*STATED PROBLEM:*
Below are some records. Pull every line that contains the word "SDTVAR".

*MATERIAL TO PROCESS:*
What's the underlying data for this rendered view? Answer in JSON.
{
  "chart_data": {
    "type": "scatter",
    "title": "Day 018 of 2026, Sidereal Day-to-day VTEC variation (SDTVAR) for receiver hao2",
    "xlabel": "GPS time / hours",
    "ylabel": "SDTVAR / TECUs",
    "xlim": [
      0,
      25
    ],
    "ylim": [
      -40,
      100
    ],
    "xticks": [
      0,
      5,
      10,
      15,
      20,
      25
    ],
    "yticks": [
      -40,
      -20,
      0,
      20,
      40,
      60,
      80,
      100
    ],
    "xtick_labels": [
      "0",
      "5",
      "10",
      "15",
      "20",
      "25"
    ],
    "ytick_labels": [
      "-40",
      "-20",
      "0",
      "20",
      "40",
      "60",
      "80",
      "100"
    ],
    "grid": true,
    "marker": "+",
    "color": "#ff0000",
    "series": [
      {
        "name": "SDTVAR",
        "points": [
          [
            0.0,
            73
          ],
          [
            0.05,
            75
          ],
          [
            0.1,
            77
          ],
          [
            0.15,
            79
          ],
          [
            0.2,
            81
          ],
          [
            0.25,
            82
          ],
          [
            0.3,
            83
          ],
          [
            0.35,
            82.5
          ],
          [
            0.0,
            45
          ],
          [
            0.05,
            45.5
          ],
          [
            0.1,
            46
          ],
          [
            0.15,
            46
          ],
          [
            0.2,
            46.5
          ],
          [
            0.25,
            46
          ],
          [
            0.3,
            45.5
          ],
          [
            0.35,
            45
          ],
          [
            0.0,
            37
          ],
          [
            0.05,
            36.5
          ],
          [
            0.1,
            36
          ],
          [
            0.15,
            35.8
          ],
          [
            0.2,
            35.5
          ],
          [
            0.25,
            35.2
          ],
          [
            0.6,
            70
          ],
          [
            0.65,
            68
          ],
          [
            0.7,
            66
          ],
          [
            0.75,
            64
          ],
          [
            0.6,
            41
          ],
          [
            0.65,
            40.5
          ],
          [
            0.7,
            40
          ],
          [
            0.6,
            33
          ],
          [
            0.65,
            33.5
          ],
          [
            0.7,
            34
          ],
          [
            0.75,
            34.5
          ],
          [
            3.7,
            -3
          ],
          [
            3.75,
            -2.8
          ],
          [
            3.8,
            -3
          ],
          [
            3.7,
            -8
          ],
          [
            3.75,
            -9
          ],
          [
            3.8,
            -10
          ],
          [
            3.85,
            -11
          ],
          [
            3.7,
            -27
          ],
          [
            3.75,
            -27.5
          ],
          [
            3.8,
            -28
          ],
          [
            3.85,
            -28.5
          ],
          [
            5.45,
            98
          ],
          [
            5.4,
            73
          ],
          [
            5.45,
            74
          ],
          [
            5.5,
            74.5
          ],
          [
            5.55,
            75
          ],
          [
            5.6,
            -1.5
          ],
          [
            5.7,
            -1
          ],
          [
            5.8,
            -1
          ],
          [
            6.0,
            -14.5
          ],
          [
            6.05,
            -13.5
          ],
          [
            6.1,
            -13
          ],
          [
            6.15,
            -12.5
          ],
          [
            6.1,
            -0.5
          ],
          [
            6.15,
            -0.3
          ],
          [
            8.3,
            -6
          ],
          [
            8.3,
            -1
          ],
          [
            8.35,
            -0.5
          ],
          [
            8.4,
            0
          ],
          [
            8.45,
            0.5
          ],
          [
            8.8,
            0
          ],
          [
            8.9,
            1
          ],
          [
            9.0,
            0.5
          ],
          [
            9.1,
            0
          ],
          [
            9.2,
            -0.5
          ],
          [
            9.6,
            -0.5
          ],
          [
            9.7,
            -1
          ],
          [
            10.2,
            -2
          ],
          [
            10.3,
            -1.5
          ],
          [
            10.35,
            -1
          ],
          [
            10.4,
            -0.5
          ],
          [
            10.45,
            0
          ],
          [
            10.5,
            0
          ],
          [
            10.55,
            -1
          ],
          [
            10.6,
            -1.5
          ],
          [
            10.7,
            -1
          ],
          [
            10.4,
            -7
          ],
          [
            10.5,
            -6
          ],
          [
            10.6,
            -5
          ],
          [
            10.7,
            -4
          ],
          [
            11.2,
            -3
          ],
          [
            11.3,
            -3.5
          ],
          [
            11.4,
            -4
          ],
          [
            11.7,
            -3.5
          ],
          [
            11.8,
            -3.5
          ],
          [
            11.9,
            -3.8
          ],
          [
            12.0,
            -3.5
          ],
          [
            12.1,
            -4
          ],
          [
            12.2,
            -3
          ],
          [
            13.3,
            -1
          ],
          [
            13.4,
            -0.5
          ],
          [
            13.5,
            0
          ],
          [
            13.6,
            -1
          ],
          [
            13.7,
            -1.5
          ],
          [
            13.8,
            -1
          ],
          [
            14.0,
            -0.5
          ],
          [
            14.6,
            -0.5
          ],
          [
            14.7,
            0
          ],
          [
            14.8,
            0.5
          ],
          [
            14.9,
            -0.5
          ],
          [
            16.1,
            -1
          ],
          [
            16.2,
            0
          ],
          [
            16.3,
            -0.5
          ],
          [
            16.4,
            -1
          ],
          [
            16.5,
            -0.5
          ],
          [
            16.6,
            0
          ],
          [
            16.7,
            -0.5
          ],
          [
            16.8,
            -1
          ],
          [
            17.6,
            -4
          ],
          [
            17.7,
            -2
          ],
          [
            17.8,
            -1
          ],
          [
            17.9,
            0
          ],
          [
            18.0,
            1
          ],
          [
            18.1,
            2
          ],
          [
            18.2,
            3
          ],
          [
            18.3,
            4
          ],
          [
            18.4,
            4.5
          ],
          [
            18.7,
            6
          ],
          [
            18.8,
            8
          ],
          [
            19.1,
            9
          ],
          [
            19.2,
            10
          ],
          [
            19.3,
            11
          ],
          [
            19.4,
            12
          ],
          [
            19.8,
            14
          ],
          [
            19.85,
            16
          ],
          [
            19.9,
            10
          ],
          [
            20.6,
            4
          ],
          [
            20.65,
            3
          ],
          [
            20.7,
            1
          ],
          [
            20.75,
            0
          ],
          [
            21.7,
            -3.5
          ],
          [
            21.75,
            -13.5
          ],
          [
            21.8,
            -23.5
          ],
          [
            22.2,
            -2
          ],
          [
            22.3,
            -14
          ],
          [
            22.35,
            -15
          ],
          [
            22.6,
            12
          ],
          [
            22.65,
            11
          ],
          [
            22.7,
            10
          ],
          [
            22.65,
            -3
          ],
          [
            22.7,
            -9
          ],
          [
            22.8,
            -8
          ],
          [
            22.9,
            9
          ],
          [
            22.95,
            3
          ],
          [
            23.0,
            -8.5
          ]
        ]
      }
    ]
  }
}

*EXERCISE RESULT:*
    "title": "Day 018 of 2026, Sidereal Day-to-day VTEC variation (SDTVAR) for receiver hao2",
    "ylabel": "SDTVAR / TECUs",
        "name": "SDTVAR",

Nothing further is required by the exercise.